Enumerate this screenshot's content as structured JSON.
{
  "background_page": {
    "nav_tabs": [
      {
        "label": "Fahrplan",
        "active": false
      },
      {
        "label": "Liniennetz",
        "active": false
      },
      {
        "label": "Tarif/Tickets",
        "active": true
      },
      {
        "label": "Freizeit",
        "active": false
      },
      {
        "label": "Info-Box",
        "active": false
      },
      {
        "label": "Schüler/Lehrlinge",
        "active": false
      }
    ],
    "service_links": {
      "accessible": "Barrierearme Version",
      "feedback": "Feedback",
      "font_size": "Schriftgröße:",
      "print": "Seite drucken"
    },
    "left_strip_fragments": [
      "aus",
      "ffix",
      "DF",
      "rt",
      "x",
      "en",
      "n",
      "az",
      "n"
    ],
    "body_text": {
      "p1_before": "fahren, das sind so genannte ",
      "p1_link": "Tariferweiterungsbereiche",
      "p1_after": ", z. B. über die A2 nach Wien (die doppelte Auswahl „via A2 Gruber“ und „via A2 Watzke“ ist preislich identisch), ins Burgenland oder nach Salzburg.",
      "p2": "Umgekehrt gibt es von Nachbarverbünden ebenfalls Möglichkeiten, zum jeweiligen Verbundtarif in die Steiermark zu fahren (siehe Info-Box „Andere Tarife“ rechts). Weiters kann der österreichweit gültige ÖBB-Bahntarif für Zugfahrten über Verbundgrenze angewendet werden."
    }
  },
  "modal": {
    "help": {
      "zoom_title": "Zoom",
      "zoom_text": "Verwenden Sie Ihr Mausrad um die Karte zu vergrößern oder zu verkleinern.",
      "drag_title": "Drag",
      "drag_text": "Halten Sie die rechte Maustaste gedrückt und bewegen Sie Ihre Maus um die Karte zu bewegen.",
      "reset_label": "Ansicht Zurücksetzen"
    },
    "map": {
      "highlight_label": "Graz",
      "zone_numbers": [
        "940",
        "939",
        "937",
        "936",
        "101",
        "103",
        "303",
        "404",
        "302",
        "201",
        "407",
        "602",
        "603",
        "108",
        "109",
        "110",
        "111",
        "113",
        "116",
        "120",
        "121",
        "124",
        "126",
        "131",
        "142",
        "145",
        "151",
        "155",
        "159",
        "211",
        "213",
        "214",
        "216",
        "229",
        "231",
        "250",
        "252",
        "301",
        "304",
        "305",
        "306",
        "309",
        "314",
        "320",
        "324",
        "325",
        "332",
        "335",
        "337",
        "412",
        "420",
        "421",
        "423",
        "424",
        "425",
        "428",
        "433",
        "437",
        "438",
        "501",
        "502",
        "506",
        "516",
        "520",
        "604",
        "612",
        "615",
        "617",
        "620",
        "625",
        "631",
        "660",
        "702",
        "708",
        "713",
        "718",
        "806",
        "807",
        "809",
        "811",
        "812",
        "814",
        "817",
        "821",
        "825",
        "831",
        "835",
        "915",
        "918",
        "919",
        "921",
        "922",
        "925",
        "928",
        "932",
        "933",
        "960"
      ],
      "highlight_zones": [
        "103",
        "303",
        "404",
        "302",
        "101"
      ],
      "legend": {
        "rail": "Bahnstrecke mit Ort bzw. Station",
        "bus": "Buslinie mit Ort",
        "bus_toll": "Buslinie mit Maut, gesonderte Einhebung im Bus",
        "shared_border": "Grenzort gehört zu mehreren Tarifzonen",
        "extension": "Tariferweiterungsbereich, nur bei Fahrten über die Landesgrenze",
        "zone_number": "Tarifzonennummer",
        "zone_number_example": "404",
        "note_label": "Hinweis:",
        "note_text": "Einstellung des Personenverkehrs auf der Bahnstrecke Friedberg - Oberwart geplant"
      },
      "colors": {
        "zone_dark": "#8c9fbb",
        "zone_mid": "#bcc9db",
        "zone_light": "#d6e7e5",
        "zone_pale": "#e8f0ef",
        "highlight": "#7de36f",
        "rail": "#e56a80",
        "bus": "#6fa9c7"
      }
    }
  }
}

* * * * *

◆ Work to do ◆
Take the entries above and transcribe them exactly.

◆ Full answer ◆
Enumerate this screenshot's content as structured JSON.
{
  "background_page": {
    "nav_tabs": [
      {
        "label": "Fahrplan",
        "active": false
      },
      {
        "label": "Liniennetz",
        "active": false
      },
      {
        "label": "Tarif/Tickets",
        "active": true
      },
      {
        "label": "Freizeit",
        "active": false
      },
      {
        "label": "Info-Box",
        "active": false
      },
      {
        "label": "Schüler/Lehrlinge",
        "active": false
      }
    ],
    "service_links": {
      "accessible": "Barrierearme Version",
      "feedback": "Feedback",
      "font_size": "Schriftgröße:",
      "print": "Seite drucken"
    },
    "left_strip_fragments": [
      "aus",
      "ffix",
      "DF",
      "rt",
      "x",
      "en",
      "n",
      "az",
      "n"
    ],
    "body_text": {
      "p1_before": "fahren, das sind so genannte ",
      "p1_link": "Tariferweiterungsbereiche",
      "p1_after": ", z. B. über die A2 nach Wien (die doppelte Auswahl „via A2 Gruber“ und „via A2 Watzke“ ist preislich identisch), ins Burgenland oder nach Salzburg.",
      "p2": "Umgekehrt gibt es von Nachbarverbünden ebenfalls Möglichkeiten, zum jeweiligen Verbundtarif in die Steiermark zu fahren (siehe Info-Box „Andere Tarife“ rechts). Weiters kann der österreichweit gültige ÖBB-Bahntarif für Zugfahrten über Verbundgrenze angewendet werden."
    }
  },
  "modal": {
    "help": {
      "zoom_title": "Zoom",
      "zoom_text": "Verwenden Sie Ihr Mausrad um die Karte zu vergrößern oder zu verkleinern.",
      "drag_title": "Drag",
      "drag_text": "Halten Sie die rechte Maustaste gedrückt und bewegen Sie Ihre Maus um die Karte zu bewegen.",
      "reset_label": "Ansicht Zurücksetzen"
    },
    "map": {
      "highlight_label": "Graz",
      "zone_numbers": [
        "940",
        "939",
        "937",
        "936",
        "101",
        "103",
        "303",
        "404",
        "302",
        "201",
        "407",
        "602",
        "603",
        "108",
        "109",
        "110",
        "111",
        "113",
        "116",
        "120",
        "121",
        "124",
        "126",
        "131",
        "142",
        "145",
        "151",
        "155",
        "159",
        "211",
        "213",
        "214",
        "216",
        "229",
        "231",
        "250",
        "252",
        "301",
        "304",
        "305",
        "306",
        "309",
        "314",
        "320",
        "324",
        "325",
        "332",
        "335",
        "337",
        "412",
        "420",
        "421",
        "423",
        "424",
        "425",
        "428",
        "433",
        "437",
        "438",
        "501",
        "502",
        "506",
        "516",
        "520",
        "604",
        "612",
        "615",
        "617",
        "620",
        "625",
        "631",
        "660",
        "702",
        "708",
        "713",
        "718",
        "806",
        "807",
        "809",
        "811",
        "812",
        "814",
        "817",
        "821",
        "825",
        "831",
        "835",
        "915",
        "918",
        "919",
        "921",
        "922",
        "925",
        "928",
        "932",
        "933",
        "960"
      ],
      "highlight_zones": [
        "103",
        "303",
        "404",
        "302",
        "101"
      ],
      "legend": {
        "rail": "Bahnstrecke mit Ort bzw. Station",
        "bus": "Buslinie mit Ort",
        "bus_toll": "Buslinie mit Maut, gesonderte Einhebung im Bus",
        "shared_border": "Grenzort gehört zu mehreren Tarifzonen",
        "extension": "Tariferweiterungsbereich, nur bei Fahrten über die Landesgrenze",
        "zone_number": "Tarifzonennummer",
        "zone_number_example": "404",
        "note_label": "Hinweis:",
        "note_text": "Einstellung des Personenverkehrs auf der Bahnstrecke Friedberg - Oberwart geplant"
      },
      "colors": {
        "zone_dark": "#8c9fbb",
        "zone_mid": "#bcc9db",
        "zone_light": "#d6e7e5",
        "zone_pale": "#e8f0ef",
        "highlight": "#7de36f",
        "rail": "#e56a80",
        "bus": "#6fa9c7"
      }
    }
  }
}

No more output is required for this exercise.